-- BEGIN --
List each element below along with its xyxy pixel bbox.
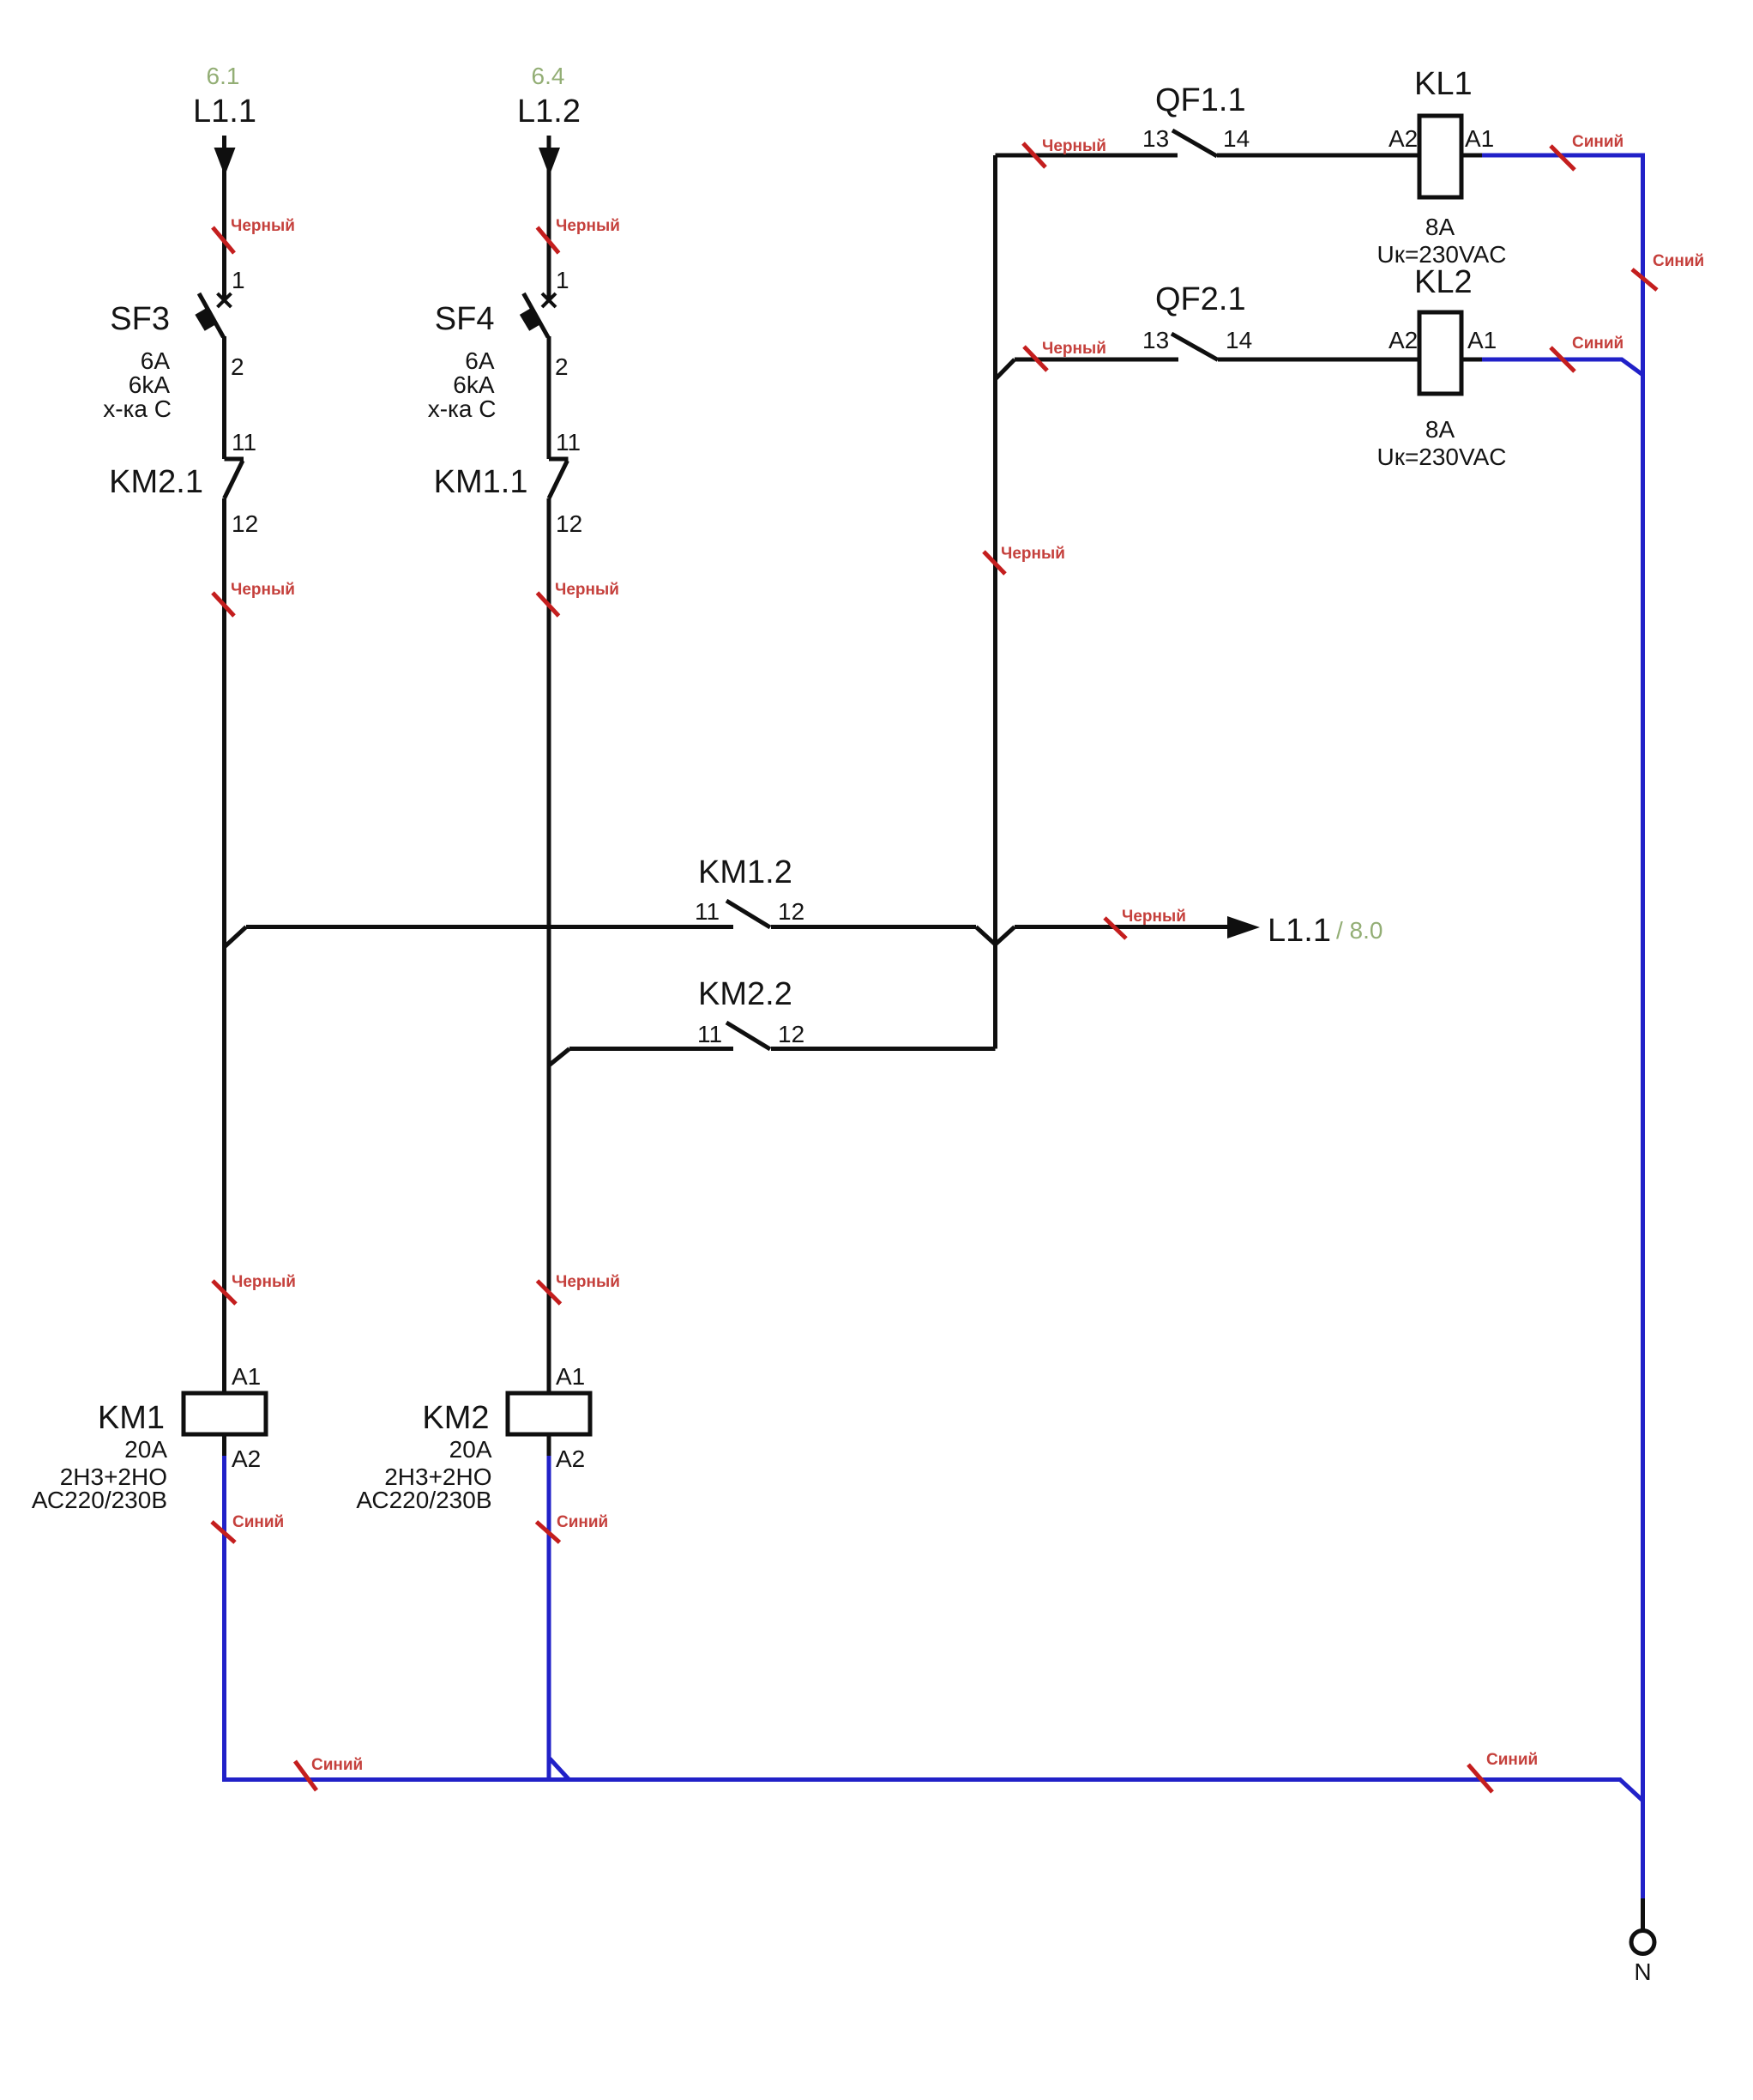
svg-text:Синий: Синий: [1653, 252, 1704, 270]
svg-text:Черный: Черный: [231, 581, 295, 599]
svg-text:х-ка С: х-ка С: [103, 395, 172, 422]
svg-text:QF1.1: QF1.1: [1155, 82, 1246, 118]
svg-text:Черный: Черный: [555, 581, 619, 599]
svg-text:13: 13: [1142, 327, 1169, 353]
svg-text:20A: 20A: [449, 1436, 492, 1463]
svg-text:Синий: Синий: [1572, 133, 1623, 151]
svg-text:Черный: Черный: [1001, 545, 1065, 563]
svg-text:SF3: SF3: [110, 301, 170, 337]
svg-text:6.1: 6.1: [207, 63, 240, 89]
svg-text:Черный: Черный: [1122, 908, 1186, 926]
svg-text:11: 11: [556, 429, 581, 456]
svg-text:L1.1: L1.1: [193, 94, 256, 130]
svg-text:Синий: Синий: [311, 1756, 363, 1774]
svg-text:13: 13: [1142, 125, 1169, 152]
svg-text:1: 1: [232, 267, 245, 293]
svg-text:A1: A1: [1465, 125, 1494, 152]
svg-text:KL2: KL2: [1414, 264, 1473, 300]
svg-text:х-ка С: х-ка С: [428, 395, 497, 422]
svg-text:11: 11: [695, 898, 720, 925]
svg-text:АС220/230В: АС220/230В: [32, 1487, 167, 1513]
svg-text:12: 12: [232, 510, 258, 537]
svg-text:A2: A2: [1389, 327, 1418, 353]
svg-text:14: 14: [1226, 327, 1252, 353]
svg-text:A1: A1: [232, 1363, 261, 1390]
svg-text:6kA: 6kA: [129, 371, 171, 398]
svg-text:12: 12: [556, 510, 582, 537]
svg-text:SF4: SF4: [435, 301, 495, 337]
svg-text:Черный: Черный: [1042, 340, 1106, 358]
svg-text:1: 1: [556, 267, 569, 293]
svg-text:KM2.2: KM2.2: [698, 976, 792, 1012]
svg-text:6kA: 6kA: [453, 371, 495, 398]
svg-text:A1: A1: [556, 1363, 585, 1390]
svg-text:Черный: Черный: [1042, 137, 1106, 155]
svg-text:/ 8.0: / 8.0: [1336, 917, 1383, 944]
svg-text:QF2.1: QF2.1: [1155, 281, 1246, 317]
svg-text:Синий: Синий: [1486, 1751, 1538, 1769]
svg-text:L1.1: L1.1: [1268, 913, 1331, 949]
svg-text:Черный: Черный: [232, 1273, 296, 1291]
svg-text:Синий: Синий: [557, 1513, 608, 1531]
svg-text:A2: A2: [1389, 125, 1418, 152]
svg-text:6A: 6A: [141, 347, 171, 374]
svg-text:A1: A1: [1467, 327, 1497, 353]
svg-text:Синий: Синий: [1572, 335, 1623, 353]
svg-text:Uк=230VAC: Uк=230VAC: [1376, 444, 1506, 470]
svg-text:Черный: Черный: [556, 217, 620, 235]
svg-text:KL1: KL1: [1414, 66, 1473, 102]
svg-text:Черный: Черный: [556, 1273, 620, 1291]
svg-text:KM1.2: KM1.2: [698, 854, 792, 890]
svg-text:Синий: Синий: [232, 1513, 284, 1531]
svg-text:20A: 20A: [124, 1436, 167, 1463]
svg-text:N: N: [1634, 1958, 1651, 1985]
svg-text:Черный: Черный: [231, 217, 295, 235]
svg-text:KM2: KM2: [422, 1400, 489, 1436]
svg-text:11: 11: [697, 1021, 722, 1047]
svg-text:KM1.1: KM1.1: [434, 464, 528, 500]
svg-text:6.4: 6.4: [532, 63, 565, 89]
svg-text:KM1: KM1: [98, 1400, 165, 1436]
svg-text:12: 12: [778, 1021, 804, 1047]
svg-text:L1.2: L1.2: [517, 94, 581, 130]
svg-text:6A: 6A: [465, 347, 495, 374]
svg-text:2: 2: [555, 353, 569, 380]
svg-text:A2: A2: [556, 1445, 585, 1472]
svg-text:12: 12: [778, 898, 804, 925]
svg-text:8A: 8A: [1425, 214, 1455, 240]
svg-text:A2: A2: [232, 1445, 261, 1472]
svg-text:2: 2: [231, 353, 244, 380]
svg-text:KM2.1: KM2.1: [109, 464, 203, 500]
svg-text:14: 14: [1223, 125, 1250, 152]
svg-text:АС220/230В: АС220/230В: [356, 1487, 491, 1513]
svg-text:8A: 8A: [1425, 416, 1455, 443]
svg-text:11: 11: [232, 429, 256, 456]
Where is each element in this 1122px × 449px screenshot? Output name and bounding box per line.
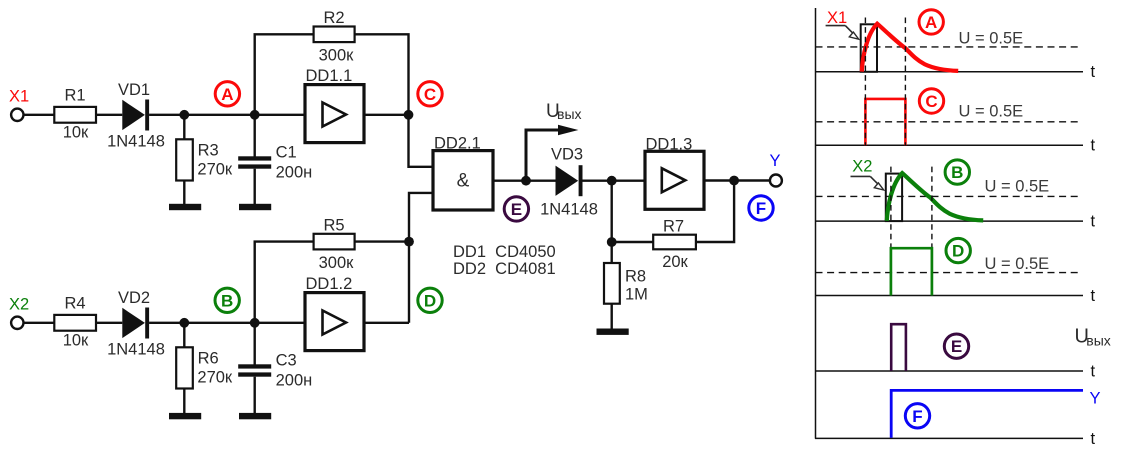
node circle C: [919, 89, 943, 113]
wire C3 to ground: [253, 377, 255, 413]
wire VD2 to DD1.2: [149, 322, 305, 324]
resistor R2: [314, 27, 355, 43]
junction C: [404, 110, 414, 120]
wire R8 to ground: [611, 304, 613, 329]
svg-text:t: t: [1091, 137, 1096, 155]
svg-text:270к: 270к: [197, 161, 233, 179]
threshold dashed row C: [816, 121, 1079, 123]
wire DD1.1 out to node C: [364, 114, 409, 116]
wire DD1.3 out to Y: [704, 179, 770, 181]
trace F step (blue): [891, 390, 1083, 437]
svg-text:VD2: VD2: [118, 289, 150, 307]
wire R5 right: [355, 240, 409, 242]
wire R1 to VD1: [96, 114, 122, 116]
wire to R3: [183, 115, 185, 140]
wire VD1 to DD1.1: [149, 114, 305, 116]
threshold dashed row D: [816, 272, 1079, 274]
svg-text:U = 0.5E: U = 0.5E: [985, 255, 1050, 273]
svg-text:X1: X1: [9, 88, 29, 106]
node D: [418, 288, 442, 312]
svg-text:t: t: [1091, 213, 1096, 231]
svg-text:A: A: [925, 13, 937, 32]
trace B curve (green): [887, 173, 983, 221]
diode VD2: [122, 308, 145, 338]
terminal X1: [11, 109, 23, 121]
svg-text:E: E: [511, 200, 522, 219]
wire R7 to output: [696, 181, 734, 243]
junction R3 tap: [179, 110, 189, 120]
svg-text:1M: 1M: [625, 285, 648, 303]
Uout arrow: [526, 101, 582, 181]
wire to R6: [183, 323, 185, 348]
wire VD3 to DD1.3: [583, 179, 646, 181]
left axis: [815, 8, 817, 439]
trace D pulse (green): [891, 248, 932, 295]
svg-text:X2: X2: [9, 296, 29, 314]
svg-text:DD2.1: DD2.1: [434, 134, 481, 152]
svg-text:U = 0.5E: U = 0.5E: [959, 102, 1024, 120]
wire DD1.2 out: [364, 322, 409, 324]
trace E pulse (purple): [891, 324, 906, 371]
svg-text:R1: R1: [64, 87, 85, 105]
wire X1 to R1: [24, 114, 55, 116]
svg-text:C1: C1: [276, 144, 297, 162]
svg-text:R4: R4: [64, 295, 85, 313]
TIMING PANEL: [815, 8, 1111, 448]
ground (R8): [597, 329, 629, 335]
svg-text:270к: 270к: [197, 369, 233, 387]
wire B node to C3: [253, 323, 255, 365]
svg-text:C3: C3: [276, 352, 297, 370]
node circle A: [919, 10, 943, 34]
capacitor C1: [238, 156, 271, 160]
svg-text:R5: R5: [323, 217, 344, 235]
svg-text:вых: вых: [1086, 333, 1111, 349]
svg-text:200н: 200н: [276, 164, 313, 182]
svg-text:X2: X2: [852, 157, 872, 175]
svg-text:U = 0.5E: U = 0.5E: [985, 178, 1050, 196]
resistor R6: [176, 347, 193, 388]
dashed marker x1 fall: [904, 18, 906, 146]
dashed marker x1 rise: [864, 18, 866, 146]
svg-text:20к: 20к: [662, 253, 688, 271]
node C: [418, 82, 442, 106]
svg-text:R2: R2: [323, 9, 344, 27]
trace A curve (red): [862, 24, 958, 72]
svg-text:t: t: [1091, 362, 1096, 380]
junction Uout tap: [521, 176, 531, 186]
buffer DD1.3: [645, 135, 704, 209]
baseline row C: [815, 144, 1083, 146]
svg-text:DD1 CD4050: DD1 CD4050: [453, 243, 556, 261]
svg-text:t: t: [1091, 287, 1096, 305]
svg-text:F: F: [912, 407, 922, 426]
terminal Y: [770, 175, 782, 187]
junction R5 tap: [404, 237, 414, 247]
resistor R4: [54, 315, 96, 331]
node circle D: [946, 238, 970, 262]
svg-text:10к: 10к: [63, 332, 89, 350]
junction R8 tap: [607, 176, 617, 186]
wire R6 to ground: [183, 389, 185, 414]
baseline row A: [815, 71, 1083, 73]
wire DD2.1 out to VD3: [493, 179, 556, 181]
baseline row D: [815, 295, 1083, 297]
svg-text:300к: 300к: [319, 47, 355, 65]
svg-text:1N4148: 1N4148: [107, 340, 165, 358]
node circle F: [905, 404, 929, 428]
svg-text:DD1.3: DD1.3: [646, 135, 693, 153]
node A: [215, 82, 239, 106]
svg-text:DD1.2: DD1.2: [306, 275, 353, 293]
svg-text:10к: 10к: [63, 124, 89, 142]
node E: [504, 197, 528, 221]
baseline row B: [815, 220, 1083, 222]
terminal X2: [11, 317, 23, 329]
input pulse (X1): [861, 24, 877, 72]
svg-text:R3: R3: [198, 142, 219, 160]
resistor R7: [653, 235, 696, 250]
svg-text:E: E: [951, 337, 962, 356]
junction R7 right: [729, 176, 739, 186]
svg-text:t: t: [1091, 63, 1096, 81]
svg-text:C: C: [925, 92, 937, 111]
wire R4 to VD2: [96, 322, 122, 324]
wire C1 to ground: [253, 169, 255, 204]
svg-text:R8: R8: [625, 268, 646, 286]
dashed marker x2 fall: [931, 167, 933, 248]
threshold dashed row B: [816, 195, 1079, 197]
junction B / C3 tap: [250, 318, 260, 328]
svg-text:DD2 CD4081: DD2 CD4081: [453, 260, 556, 278]
node circle B: [945, 160, 969, 184]
buffer DD1.2: [305, 275, 364, 351]
diode VD1: [122, 100, 145, 130]
svg-text:&: &: [457, 171, 470, 192]
svg-text:t: t: [1091, 430, 1096, 448]
baseline row E: [815, 370, 1083, 372]
junction A / C1 tap: [250, 110, 260, 120]
svg-text:вых: вых: [557, 106, 582, 122]
AND gate DD2.1: [433, 134, 493, 210]
resistor R1: [54, 107, 96, 123]
svg-text:B: B: [951, 163, 963, 182]
svg-text:C: C: [424, 85, 436, 104]
junction R6 tap: [179, 318, 189, 328]
wire R2 feedback left: [255, 34, 314, 115]
wire R5 feedback left: [255, 242, 314, 323]
node F: [749, 196, 773, 220]
ground (C1): [239, 204, 271, 210]
svg-text:VD3: VD3: [551, 146, 583, 164]
wire X2 to R4: [24, 322, 55, 324]
wire R2 right to DD2.1 input1: [355, 34, 433, 167]
wire DD2.1 input2 from lower channel: [409, 193, 433, 323]
junction R7/R8: [607, 237, 617, 247]
resistor R5: [314, 234, 355, 250]
X2 leader arrow: [851, 176, 884, 190]
input pulse (X2): [886, 174, 902, 222]
label Uout (trace): [1075, 326, 1111, 349]
svg-text:Y: Y: [1090, 389, 1101, 407]
svg-text:Y: Y: [769, 152, 780, 170]
svg-text:D: D: [424, 291, 436, 310]
svg-text:DD1.1: DD1.1: [306, 67, 353, 85]
svg-text:U = 0.5E: U = 0.5E: [959, 30, 1024, 48]
wire A node to C1: [253, 115, 255, 157]
wire to R7: [612, 241, 654, 243]
svg-text:1N4148: 1N4148: [540, 201, 598, 219]
svg-text:1N4148: 1N4148: [107, 132, 165, 150]
svg-text:200н: 200н: [276, 372, 313, 390]
X1 leader arrow: [826, 26, 859, 40]
svg-text:A: A: [221, 85, 233, 104]
node B: [215, 288, 239, 312]
buffer DD1.1: [305, 67, 364, 143]
resistor R8: [604, 263, 620, 304]
ground (R6): [169, 413, 201, 419]
node circle E: [944, 334, 968, 358]
svg-text:300к: 300к: [319, 254, 355, 272]
svg-text:VD1: VD1: [118, 81, 150, 99]
capacitor C3: [238, 364, 271, 368]
svg-text:R6: R6: [198, 350, 219, 368]
diode VD3: [556, 166, 579, 196]
svg-text:B: B: [221, 291, 233, 310]
baseline row F: [815, 437, 1083, 439]
wire junction down to R7/R8: [611, 181, 613, 263]
wire R3 to ground: [183, 181, 185, 205]
resistor R3: [176, 139, 193, 180]
threshold dashed row A: [816, 46, 1079, 48]
svg-text:F: F: [756, 199, 766, 218]
ground (R3): [169, 204, 201, 210]
svg-text:D: D: [952, 242, 964, 261]
svg-text:R7: R7: [663, 218, 684, 236]
svg-text:X1: X1: [827, 9, 847, 27]
ground (C3): [239, 413, 271, 419]
trace C pulse (red): [865, 99, 905, 145]
dashed marker x2 rise: [890, 167, 892, 248]
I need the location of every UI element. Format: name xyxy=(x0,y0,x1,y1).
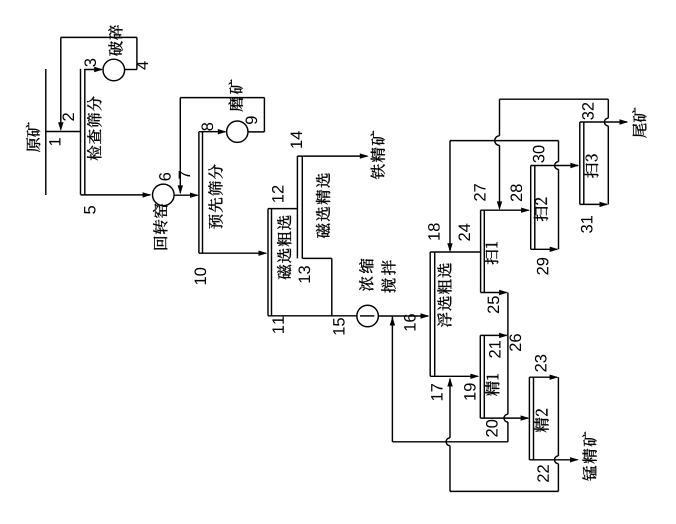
-- END --
Reproduce only the lines starting at the one containing "node circle C: [919, 89, 943, 113]" and ending at the one containing "wire VD1 to DD1.1: [149, 114, 305, 116]". In them, switch every "wire" to "conductor" and leave all else unchanged.

_FULL SOLUTION_.
node circle C: [919, 89, 943, 113]
conductor C3 to ground: [253, 377, 255, 413]
conductor VD2 to DD1.2: [149, 322, 305, 324]
resistor R2: [314, 27, 355, 43]
junction C: [404, 110, 414, 120]
conductor R8 to ground: [611, 304, 613, 329]
svg-text:t: t: [1091, 137, 1096, 155]
svg-text:270к: 270к: [197, 161, 233, 179]
threshold dashed row C: [816, 121, 1079, 123]
conductor DD1.1 out to node C: [364, 114, 409, 116]
conductor DD1.3 out to Y: [704, 179, 770, 181]
trace F step (blue): [891, 390, 1083, 437]
svg-text:VD2: VD2: [118, 289, 150, 307]
conductor R5 right: [355, 240, 409, 242]
conductor R1 to VD1: [96, 114, 122, 116]
conductor to R3: [183, 115, 185, 140]
conductor VD1 to DD1.1: [149, 114, 305, 116]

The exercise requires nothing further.